-- START OF Task inputs --

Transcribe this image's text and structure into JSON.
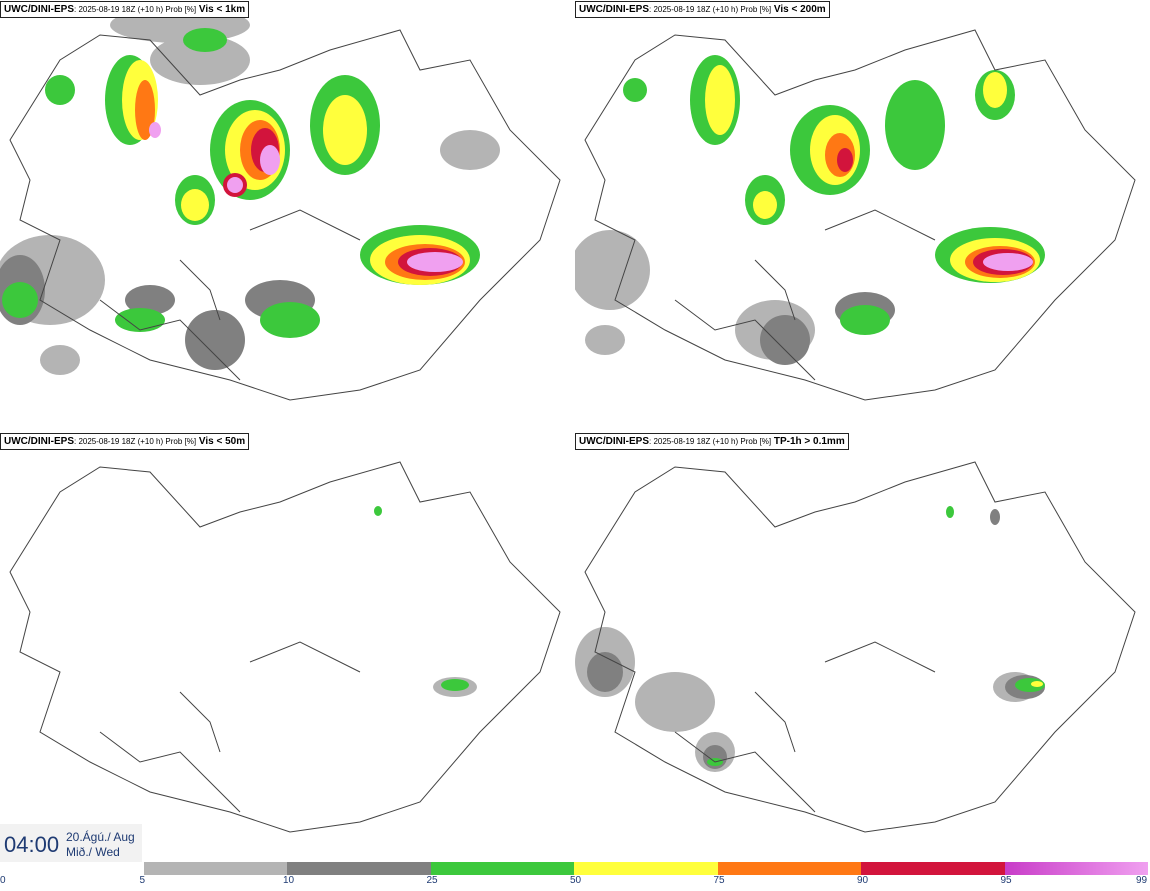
{
  "panels": [
    {
      "model": "UWC/DINI-EPS",
      "meta": ": 2025-08-19 18Z (+10 h) Prob [%]",
      "threshold": "Vis < 1km"
    },
    {
      "model": "UWC/DINI-EPS",
      "meta": ": 2025-08-19 18Z (+10 h) Prob [%]",
      "threshold": "Vis < 200m"
    },
    {
      "model": "UWC/DINI-EPS",
      "meta": ": 2025-08-19 18Z (+10 h) Prob [%]",
      "threshold": "Vis < 50m"
    },
    {
      "model": "UWC/DINI-EPS",
      "meta": ": 2025-08-19 18Z (+10 h) Prob [%]",
      "threshold": "TP-1h > 0.1mm"
    }
  ],
  "valid_time": {
    "time": "04:00",
    "date_line1": "20.Ágú./ Aug",
    "date_line2": "Mið./ Wed"
  },
  "colorbar": {
    "ticks": [
      "0",
      "5",
      "10",
      "25",
      "50",
      "75",
      "90",
      "95",
      "99"
    ],
    "colors": [
      "#ffffff",
      "#b4b4b4",
      "#808080",
      "#3cc83c",
      "#ffff3c",
      "#ff7814",
      "#d2143c",
      "#c83cc8"
    ],
    "last_color": "#f0a0f0"
  },
  "colors": {
    "gray_light": "#b4b4b4",
    "gray_dark": "#808080",
    "green": "#3cc83c",
    "yellow": "#ffff3c",
    "orange": "#ff7814",
    "red": "#d2143c",
    "magenta": "#c83cc8",
    "pink": "#f0a0f0",
    "coast": "#444444"
  }
}
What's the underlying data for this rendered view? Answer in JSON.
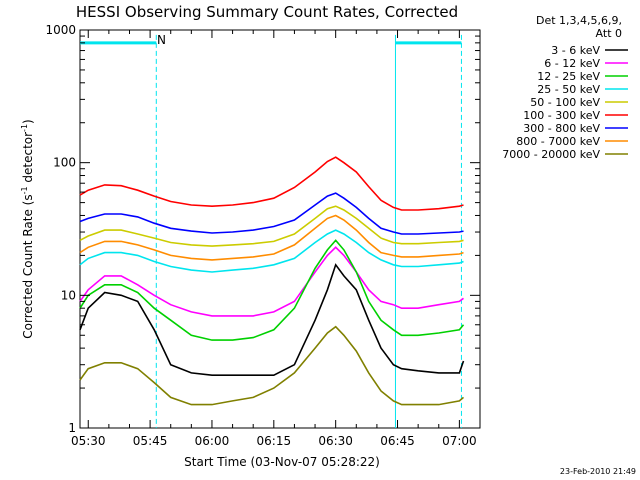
{
  "chart_data": {
    "type": "line",
    "title": "HESSI Observing Summary Count Rates, Corrected",
    "xlabel": "Start Time (03-Nov-07 05:28:22)",
    "ylabel_main": "Corrected Count Rate (s",
    "ylabel_sup1": "-1",
    "ylabel_mid": " detector",
    "ylabel_sup2": "-1",
    "ylabel_end": ")",
    "yscale": "log",
    "ylim": [
      1,
      1000
    ],
    "xlim_min": [
      328,
      425
    ],
    "ytick_labels": [
      "1",
      "10",
      "100",
      "1000"
    ],
    "xtick_labels": [
      "05:30",
      "05:45",
      "06:00",
      "06:15",
      "06:30",
      "06:45",
      "07:00"
    ],
    "xtick_minutes": [
      330,
      345,
      360,
      375,
      390,
      405,
      420
    ],
    "legend_header": [
      "Det 1,3,4,5,6,9,",
      "Att 0"
    ],
    "timestamp": "23-Feb-2010 21:49",
    "flag_label": "N",
    "night_intervals_min": [
      [
        328,
        346.5
      ],
      [
        404.5,
        420.5
      ]
    ],
    "flag_level": 800,
    "series": [
      {
        "name": "3 - 6 keV",
        "color": "#000000",
        "x": [
          328,
          330,
          334,
          338,
          342,
          346,
          350,
          355,
          360,
          365,
          370,
          375,
          380,
          385,
          388,
          390,
          392,
          395,
          398,
          401,
          404,
          406,
          410,
          415,
          420,
          421
        ],
        "y": [
          5.5,
          8,
          10.5,
          10,
          9,
          5.5,
          3,
          2.6,
          2.5,
          2.5,
          2.5,
          2.5,
          3,
          6.5,
          11,
          17,
          14,
          11,
          6.5,
          4,
          3,
          2.8,
          2.7,
          2.6,
          2.6,
          3.2
        ]
      },
      {
        "name": "6 - 12 keV",
        "color": "#ff00ff",
        "x": [
          328,
          330,
          334,
          338,
          342,
          346,
          350,
          355,
          360,
          365,
          370,
          375,
          380,
          385,
          388,
          390,
          392,
          395,
          398,
          401,
          404,
          406,
          410,
          415,
          420,
          421
        ],
        "y": [
          9,
          11,
          14,
          14,
          12,
          10,
          8.5,
          7.5,
          7,
          7,
          7,
          7.5,
          9,
          15,
          20,
          23,
          20,
          15,
          11,
          9,
          8.5,
          8,
          8,
          8.5,
          9,
          9.5
        ]
      },
      {
        "name": "12 - 25 keV",
        "color": "#00d000",
        "x": [
          328,
          330,
          334,
          338,
          342,
          346,
          350,
          355,
          360,
          365,
          370,
          375,
          380,
          385,
          388,
          390,
          392,
          395,
          398,
          401,
          404,
          406,
          410,
          415,
          420,
          421
        ],
        "y": [
          8,
          10,
          12,
          12,
          10.5,
          8,
          6.5,
          5,
          4.6,
          4.6,
          4.8,
          5.5,
          8,
          16,
          22,
          26,
          22,
          15,
          9,
          6.5,
          5.5,
          5,
          5,
          5.2,
          5.5,
          6
        ]
      },
      {
        "name": "25 - 50 keV",
        "color": "#00e5ee",
        "x": [
          328,
          330,
          334,
          338,
          342,
          346,
          350,
          355,
          360,
          365,
          370,
          375,
          380,
          385,
          388,
          390,
          392,
          395,
          398,
          401,
          404,
          406,
          410,
          415,
          420,
          421
        ],
        "y": [
          17,
          19,
          21,
          21,
          20,
          18,
          16.5,
          15.5,
          15,
          15.5,
          16,
          17,
          19,
          25,
          29,
          31,
          29,
          25,
          21,
          18.5,
          17,
          16.5,
          16.5,
          17,
          17.5,
          18
        ]
      },
      {
        "name": "50 - 100 keV",
        "color": "#cccc00",
        "x": [
          328,
          330,
          334,
          338,
          342,
          346,
          350,
          355,
          360,
          365,
          370,
          375,
          380,
          385,
          388,
          390,
          392,
          395,
          398,
          401,
          404,
          406,
          410,
          415,
          420,
          421
        ],
        "y": [
          26,
          28,
          31,
          31,
          29,
          27,
          25,
          24,
          23.5,
          24,
          24.5,
          25.5,
          29,
          38,
          45,
          47,
          44,
          38,
          32,
          27,
          25,
          24.5,
          24.5,
          25,
          25.5,
          26
        ]
      },
      {
        "name": "100 - 300 keV",
        "color": "#ff0000",
        "x": [
          328,
          330,
          334,
          338,
          342,
          346,
          350,
          355,
          360,
          365,
          370,
          375,
          380,
          385,
          388,
          390,
          392,
          395,
          398,
          401,
          404,
          406,
          410,
          415,
          420,
          421
        ],
        "y": [
          57,
          62,
          68,
          67,
          62,
          56,
          51,
          48,
          47,
          48,
          50,
          54,
          65,
          85,
          102,
          110,
          100,
          85,
          66,
          52,
          46,
          44,
          44,
          45,
          47,
          48
        ]
      },
      {
        "name": "300 - 800 keV",
        "color": "#0000ff",
        "x": [
          328,
          330,
          334,
          338,
          342,
          346,
          350,
          355,
          360,
          365,
          370,
          375,
          380,
          385,
          388,
          390,
          392,
          395,
          398,
          401,
          404,
          406,
          410,
          415,
          420,
          421
        ],
        "y": [
          36,
          38,
          41,
          41,
          39,
          35,
          32,
          30.5,
          29.5,
          30,
          31,
          33,
          37,
          48,
          56,
          59,
          54,
          46,
          38,
          32,
          30,
          29,
          29,
          29.5,
          30,
          30.5
        ]
      },
      {
        "name": "800 - 7000 keV",
        "color": "#ff8c00",
        "x": [
          328,
          330,
          334,
          338,
          342,
          346,
          350,
          355,
          360,
          365,
          370,
          375,
          380,
          385,
          388,
          390,
          392,
          395,
          398,
          401,
          404,
          406,
          410,
          415,
          420,
          421
        ],
        "y": [
          21,
          23,
          25.5,
          25.5,
          24,
          22,
          20,
          19,
          18.5,
          19,
          19.5,
          20.5,
          24,
          32,
          38,
          40,
          37,
          31,
          25,
          21,
          20,
          19.5,
          19.5,
          20,
          20.5,
          21
        ]
      },
      {
        "name": "7000 - 20000 keV",
        "color": "#808000",
        "x": [
          328,
          330,
          334,
          338,
          342,
          346,
          350,
          355,
          360,
          365,
          370,
          375,
          380,
          385,
          388,
          390,
          392,
          395,
          398,
          401,
          404,
          406,
          410,
          415,
          420,
          421
        ],
        "y": [
          2.3,
          2.8,
          3.1,
          3.1,
          2.8,
          2.2,
          1.7,
          1.5,
          1.5,
          1.6,
          1.7,
          2,
          2.6,
          4,
          5.2,
          5.8,
          5,
          3.8,
          2.6,
          1.9,
          1.6,
          1.5,
          1.5,
          1.5,
          1.6,
          1.7
        ]
      }
    ]
  }
}
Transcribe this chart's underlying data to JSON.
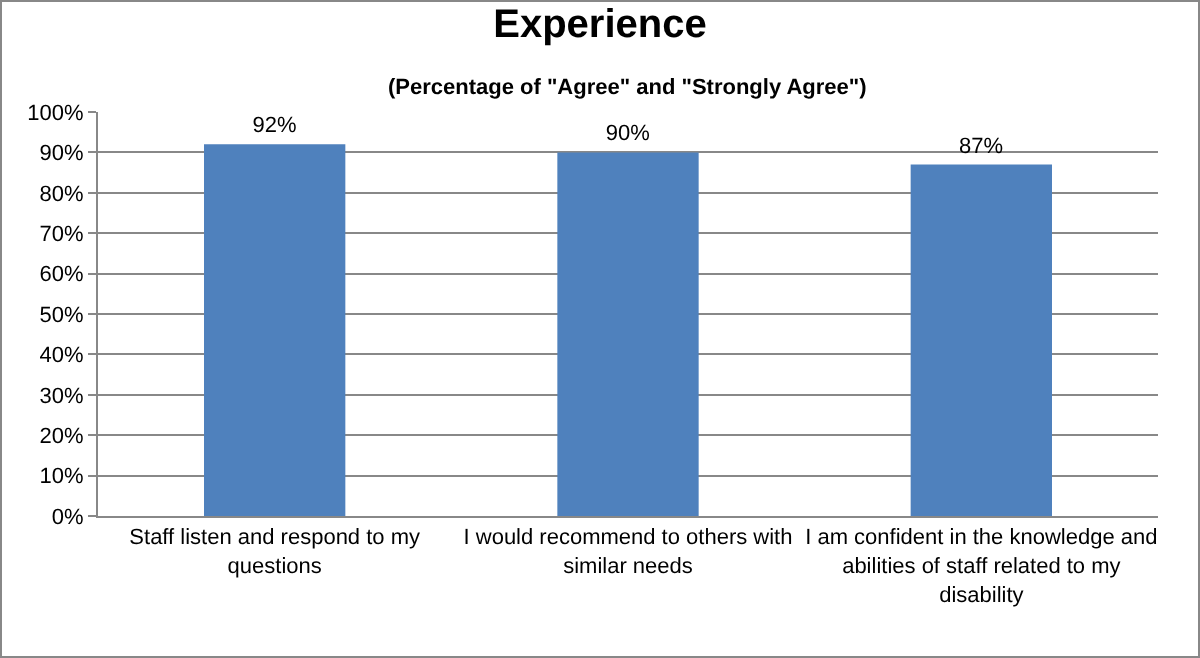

-- END OF Task inputs --

### Written exercise
Go through the material and copy out every line with "name" in it.

### Answer to this problem
        "name": "3 - 6 keV",
        "name": "6 - 12 keV",
        "name": "12 - 25 keV",
        "name": "25 - 50 keV",
        "name": "50 - 100 keV",
        "name": "100 - 300 keV",
        "name": "300 - 800 keV",
        "name": "800 - 7000 keV",
        "name": "7000 - 20000 keV",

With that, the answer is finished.